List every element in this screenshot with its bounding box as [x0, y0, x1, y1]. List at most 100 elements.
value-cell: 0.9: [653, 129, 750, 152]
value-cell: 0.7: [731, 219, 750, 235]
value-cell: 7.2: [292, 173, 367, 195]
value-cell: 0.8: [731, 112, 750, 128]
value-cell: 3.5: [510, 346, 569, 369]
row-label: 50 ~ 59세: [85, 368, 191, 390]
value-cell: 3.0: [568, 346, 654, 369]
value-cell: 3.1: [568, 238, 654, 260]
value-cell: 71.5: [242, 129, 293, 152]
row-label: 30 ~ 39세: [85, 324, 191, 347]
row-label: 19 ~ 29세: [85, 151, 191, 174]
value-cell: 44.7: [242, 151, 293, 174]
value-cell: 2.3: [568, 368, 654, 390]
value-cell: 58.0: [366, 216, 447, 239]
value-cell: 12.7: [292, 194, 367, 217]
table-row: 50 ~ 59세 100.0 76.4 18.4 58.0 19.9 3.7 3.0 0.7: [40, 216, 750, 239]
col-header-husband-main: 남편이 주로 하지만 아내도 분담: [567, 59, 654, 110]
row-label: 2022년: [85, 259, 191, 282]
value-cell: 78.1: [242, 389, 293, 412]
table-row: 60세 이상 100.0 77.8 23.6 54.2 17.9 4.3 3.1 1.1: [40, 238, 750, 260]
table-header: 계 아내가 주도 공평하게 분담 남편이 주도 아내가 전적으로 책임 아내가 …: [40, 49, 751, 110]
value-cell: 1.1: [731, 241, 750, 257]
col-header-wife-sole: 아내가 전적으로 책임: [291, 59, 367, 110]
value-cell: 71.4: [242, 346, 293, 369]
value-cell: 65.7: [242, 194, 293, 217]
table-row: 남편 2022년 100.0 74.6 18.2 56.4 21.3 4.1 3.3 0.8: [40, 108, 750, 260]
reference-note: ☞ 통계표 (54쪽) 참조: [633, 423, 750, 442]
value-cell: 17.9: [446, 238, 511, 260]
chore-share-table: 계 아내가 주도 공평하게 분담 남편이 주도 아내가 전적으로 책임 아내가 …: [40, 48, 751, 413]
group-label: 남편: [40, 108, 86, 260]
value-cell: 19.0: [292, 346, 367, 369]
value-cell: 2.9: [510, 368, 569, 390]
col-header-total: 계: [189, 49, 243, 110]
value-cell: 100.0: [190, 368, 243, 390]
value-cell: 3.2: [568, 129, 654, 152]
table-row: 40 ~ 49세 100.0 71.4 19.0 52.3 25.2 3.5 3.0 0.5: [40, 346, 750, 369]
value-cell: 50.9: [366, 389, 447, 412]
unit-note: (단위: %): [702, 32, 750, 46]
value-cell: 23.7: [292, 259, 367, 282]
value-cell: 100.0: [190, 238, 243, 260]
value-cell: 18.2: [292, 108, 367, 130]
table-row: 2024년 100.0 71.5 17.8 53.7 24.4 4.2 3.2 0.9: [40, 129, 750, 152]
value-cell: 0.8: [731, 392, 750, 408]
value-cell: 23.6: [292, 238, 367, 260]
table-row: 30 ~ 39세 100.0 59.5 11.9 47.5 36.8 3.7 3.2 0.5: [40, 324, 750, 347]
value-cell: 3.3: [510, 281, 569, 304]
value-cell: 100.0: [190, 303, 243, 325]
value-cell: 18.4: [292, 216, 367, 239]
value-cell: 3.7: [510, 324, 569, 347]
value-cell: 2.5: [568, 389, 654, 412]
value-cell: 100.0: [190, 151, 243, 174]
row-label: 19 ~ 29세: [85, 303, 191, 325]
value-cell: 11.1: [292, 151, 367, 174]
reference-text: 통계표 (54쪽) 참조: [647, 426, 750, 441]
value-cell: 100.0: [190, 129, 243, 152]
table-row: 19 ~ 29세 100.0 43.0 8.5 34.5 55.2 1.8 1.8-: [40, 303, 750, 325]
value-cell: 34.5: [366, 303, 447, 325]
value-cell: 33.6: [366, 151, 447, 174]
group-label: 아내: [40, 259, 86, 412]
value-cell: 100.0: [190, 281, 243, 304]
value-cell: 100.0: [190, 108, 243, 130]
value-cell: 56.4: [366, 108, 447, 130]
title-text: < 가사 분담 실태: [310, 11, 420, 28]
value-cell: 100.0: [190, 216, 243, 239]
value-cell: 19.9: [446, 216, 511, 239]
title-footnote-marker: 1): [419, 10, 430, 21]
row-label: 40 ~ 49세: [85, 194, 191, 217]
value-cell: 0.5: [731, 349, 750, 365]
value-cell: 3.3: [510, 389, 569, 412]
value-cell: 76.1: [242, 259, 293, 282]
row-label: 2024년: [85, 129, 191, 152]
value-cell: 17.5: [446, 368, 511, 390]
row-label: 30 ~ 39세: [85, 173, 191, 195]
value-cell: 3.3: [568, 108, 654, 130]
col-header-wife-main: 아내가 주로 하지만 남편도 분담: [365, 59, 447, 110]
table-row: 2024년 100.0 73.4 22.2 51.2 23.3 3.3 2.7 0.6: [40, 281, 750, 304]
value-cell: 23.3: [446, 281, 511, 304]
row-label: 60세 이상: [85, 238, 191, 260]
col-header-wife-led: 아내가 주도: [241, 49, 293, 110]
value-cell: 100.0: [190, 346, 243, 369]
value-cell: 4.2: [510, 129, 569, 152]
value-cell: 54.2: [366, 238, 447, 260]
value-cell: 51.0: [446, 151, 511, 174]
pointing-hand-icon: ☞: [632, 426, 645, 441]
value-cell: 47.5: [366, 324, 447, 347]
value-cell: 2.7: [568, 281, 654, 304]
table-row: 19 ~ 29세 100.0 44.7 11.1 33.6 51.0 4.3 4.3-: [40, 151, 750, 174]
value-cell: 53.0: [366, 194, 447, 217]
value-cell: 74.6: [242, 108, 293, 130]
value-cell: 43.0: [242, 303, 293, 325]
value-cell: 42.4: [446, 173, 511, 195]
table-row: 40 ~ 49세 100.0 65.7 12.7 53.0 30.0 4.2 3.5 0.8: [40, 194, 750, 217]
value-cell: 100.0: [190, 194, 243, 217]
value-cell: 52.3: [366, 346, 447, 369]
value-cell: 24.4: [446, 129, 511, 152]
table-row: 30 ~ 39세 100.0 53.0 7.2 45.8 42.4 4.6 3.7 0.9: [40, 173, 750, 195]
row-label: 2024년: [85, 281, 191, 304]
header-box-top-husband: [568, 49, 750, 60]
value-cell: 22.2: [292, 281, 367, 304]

=-=-=-=-=

Put each line of the records above into a JSON list of strings, with one string per line and blank lines omitted.

### [SOLUTION]
[
  "List every element in this screenshot with its bounding box as [x0, y0, x1, y1]. List at most 100 elements.",
  "value-cell: 0.9: [653, 129, 750, 152]",
  "value-cell: 0.7: [731, 219, 750, 235]",
  "value-cell: 7.2: [292, 173, 367, 195]",
  "value-cell: 0.8: [731, 112, 750, 128]",
  "value-cell: 3.5: [510, 346, 569, 369]",
  "row-label: 50 ~ 59세: [85, 368, 191, 390]",
  "value-cell: 3.0: [568, 346, 654, 369]",
  "value-cell: 3.1: [568, 238, 654, 260]",
  "value-cell: 71.5: [242, 129, 293, 152]",
  "row-label: 30 ~ 39세: [85, 324, 191, 347]",
  "row-label: 19 ~ 29세: [85, 151, 191, 174]",
  "value-cell: 44.7: [242, 151, 293, 174]",
  "value-cell: 2.3: [568, 368, 654, 390]",
  "value-cell: 58.0: [366, 216, 447, 239]",
  "value-cell: 12.7: [292, 194, 367, 217]",
  "table-row: 50 ~ 59세 100.0 76.4 18.4 58.0 19.9 3.7 3.0 0.7: [40, 216, 750, 239]",
  "col-header-husband-main: 남편이 주로 하지만 아내도 분담: [567, 59, 654, 110]",
  "row-label: 2022년: [85, 259, 191, 282]",
  "value-cell: 78.1: [242, 389, 293, 412]",
  "table-row: 60세 이상 100.0 77.8 23.6 54.2 17.9 4.3 3.1 1.1: [40, 238, 750, 260]",
  "table-header: 계 아내가 주도 공평하게 분담 남편이 주도 아내가 전적으로 책임 아내가 …: [40, 49, 751, 110]",
  "value-cell: 1.1: [731, 241, 750, 257]",
  "col-header-wife-sole: 아내가 전적으로 책임: [291, 59, 367, 110]",
  "value-cell: 71.4: [242, 346, 293, 369]",
  "value-cell: 65.7: [242, 194, 293, 217]",
  "table-row: 남편 2022년 100.0 74.6 18.2 56.4 21.3 4.1 3.3 0.8: [40, 108, 750, 260]",
  "reference-note: ☞ 통계표 (54쪽) 참조: [633, 423, 750, 442]",
  "value-cell: 17.9: [446, 238, 511, 260]",
  "chore-share-table: 계 아내가 주도 공평하게 분담 남편이 주도 아내가 전적으로 책임 아내가 …: [40, 48, 751, 413]",
  "group-label: 남편: [40, 108, 86, 260]",
  "value-cell: 19.0: [292, 346, 367, 369]",
  "value-cell: 2.9: [510, 368, 569, 390]",
  "col-header-total: 계: [189, 49, 243, 110]",
  "value-cell: 100.0: [190, 368, 243, 390]",
  "value-cell: 3.2: [568, 129, 654, 152]",
  "table-row: 40 ~ 49세 100.0 71.4 19.0 52.3 25.2 3.5 3.0 0.5: [40, 346, 750, 369]",
  "value-cell: 50.9: [366, 389, 447, 412]",
  "unit-note: (단위: %): [702, 32, 750, 46]",
  "value-cell: 23.7: [292, 259, 367, 282]",
  "value-cell: 100.0: [190, 238, 243, 260]",
  "value-cell: 18.2: [292, 108, 367, 130]",
  "table-row: 2024년 100.0 71.5 17.8 53.7 24.4 4.2 3.2 0.9: [40, 129, 750, 152]",
  "value-cell: 0.8: [731, 392, 750, 408]",
  "value-cell: 23.6: [292, 238, 367, 260]",
  "table-row: 30 ~ 39세 100.0 59.5 11.9 47.5 36.8 3.7 3.2 0.5: [40, 324, 750, 347]",
  "value-cell: 3.3: [510, 281, 569, 304]",
  "value-cell: 100.0: [190, 303, 243, 325]",
  "value-cell: 18.4: [292, 216, 367, 239]",
  "value-cell: 3.7: [510, 324, 569, 347]",
  "value-cell: 2.5: [568, 389, 654, 412]",
  "value-cell: 100.0: [190, 151, 243, 174]",
  "row-label: 19 ~ 29세: [85, 303, 191, 325]",
  "value-cell: 11.1: [292, 151, 367, 174]",
  "reference-text: 통계표 (54쪽) 참조: [647, 426, 750, 441]",
  "value-cell: 100.0: [190, 129, 243, 152]",
  "table-row: 19 ~ 29세 100.0 43.0 8.5 34.5 55.2 1.8 1.8-: [40, 303, 750, 325]",
  "value-cell: 34.5: [366, 303, 447, 325]",
  "value-cell: 33.6: [366, 151, 447, 174]",
  "group-label: 아내: [40, 259, 86, 412]",
  "value-cell: 100.0: [190, 281, 243, 304]",
  "value-cell: 100.0: [190, 108, 243, 130]",
  "value-cell: 56.4: [366, 108, 447, 130]",
  "title-text: < 가사 분담 실태: [310, 11, 420, 28]",
  "value-cell: 100.0: [190, 216, 243, 239]",
  "value-cell: 19.9: [446, 216, 511, 239]",
  "title-footnote-marker: 1): [419, 10, 430, 21]",
  "row-label: 40 ~ 49세: [85, 194, 191, 217]",
  "value-cell: 0.5: [731, 349, 750, 365]",
  "value-cell: 3.3: [510, 389, 569, 412]",
  "value-cell: 76.1: [242, 259, 293, 282]",
  "row-label: 2024년: [85, 129, 191, 152]",
  "value-cell: 17.5: [446, 368, 511, 390]",
  "row-label: 30 ~ 39세: [85, 173, 191, 195]",
  "value-cell: 3.3: [568, 108, 654, 130]",
  "col-header-wife-main: 아내가 주로 하지만 남편도 분담: [365, 59, 447, 110]",
  "table-row: 2024년 100.0 73.4 22.2 51.2 23.3 3.3 2.7 0.6: [40, 281, 750, 304]",
  "value-cell: 23.3: [446, 281, 511, 304]",
  "row-label: 60세 이상: [85, 238, 191, 260]",
  "col-header-wife-led: 아내가 주도: [241, 49, 293, 110]",
  "value-cell: 100.0: [190, 346, 243, 369]",
  "value-cell: 4.2: [510, 129, 569, 152]",
  "value-cell: 54.2: [366, 238, 447, 260]",
  "value-cell: 51.0: [446, 151, 511, 174]",
  "pointing-hand-icon: ☞: [632, 426, 645, 441]",
  "value-cell: 47.5: [366, 324, 447, 347]",
  "value-cell: 2.7: [568, 281, 654, 304]",
  "table-row: 19 ~ 29세 100.0 44.7 11.1 33.6 51.0 4.3 4.3-: [40, 151, 750, 174]",
  "value-cell: 53.0: [366, 194, 447, 217]",
  "value-cell: 74.6: [242, 108, 293, 130]",
  "value-cell: 43.0: [242, 303, 293, 325]",
  "value-cell: 42.4: [446, 173, 511, 195]",
  "table-row: 40 ~ 49세 100.0 65.7 12.7 53.0 30.0 4.2 3.5 0.8: [40, 194, 750, 217]",
  "value-cell: 100.0: [190, 194, 243, 217]",
  "value-cell: 52.3: [366, 346, 447, 369]",
  "value-cell: 24.4: [446, 129, 511, 152]",
  "table-row: 30 ~ 39세 100.0 53.0 7.2 45.8 42.4 4.6 3.7 0.9: [40, 173, 750, 195]",
  "row-label: 2024년: [85, 281, 191, 304]",
  "header-box-top-husband: [568, 49, 750, 60]",
  "value-cell: 22.2: [292, 281, 367, 304]"
]